*Problem to work on*. Write out the records below word for word, please.

*Input material*.
((

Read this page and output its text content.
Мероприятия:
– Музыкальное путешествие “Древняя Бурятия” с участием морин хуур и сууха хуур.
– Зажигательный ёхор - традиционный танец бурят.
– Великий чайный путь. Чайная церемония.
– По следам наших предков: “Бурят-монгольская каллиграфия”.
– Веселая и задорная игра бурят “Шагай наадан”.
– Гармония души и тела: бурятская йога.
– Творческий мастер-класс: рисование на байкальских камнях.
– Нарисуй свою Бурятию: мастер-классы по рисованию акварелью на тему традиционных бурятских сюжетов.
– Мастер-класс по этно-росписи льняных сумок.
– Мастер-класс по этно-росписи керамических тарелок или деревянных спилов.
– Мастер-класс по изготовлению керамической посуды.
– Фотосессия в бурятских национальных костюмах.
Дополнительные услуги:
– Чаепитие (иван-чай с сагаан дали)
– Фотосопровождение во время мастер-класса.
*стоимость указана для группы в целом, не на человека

))

*The answer*.
Read this page and output its text content.
Мероприятия:
– Музыкальное путешествие “Древняя Бурятия” с участием морин хуур и сууха хуур.
– Зажигательный ёхор - традиционный танец бурят.
– Великий чайный путь. Чайная церемония.
– По следам наших предков: “Бурят-монгольская каллиграфия”.
– Веселая и задорная игра бурят “Шагай наадан”.
– Гармония души и тела: бурятская йога.
– Творческий мастер-класс: рисование на байкальских камнях.
– Нарисуй свою Бурятию: мастер-классы по рисованию акварелью на тему традиционных бурятских сюжетов.
– Мастер-класс по этно-росписи льняных сумок.
– Мастер-класс по этно-росписи керамических тарелок или деревянных спилов.
– Мастер-класс по изготовлению керамической посуды.
– Фотосессия в бурятских национальных костюмах.
Дополнительные услуги:
– Чаепитие (иван-чай с сагаан дали)
– Фотосопровождение во время мастер-класса.
*стоимость указана для группы в целом, не на человека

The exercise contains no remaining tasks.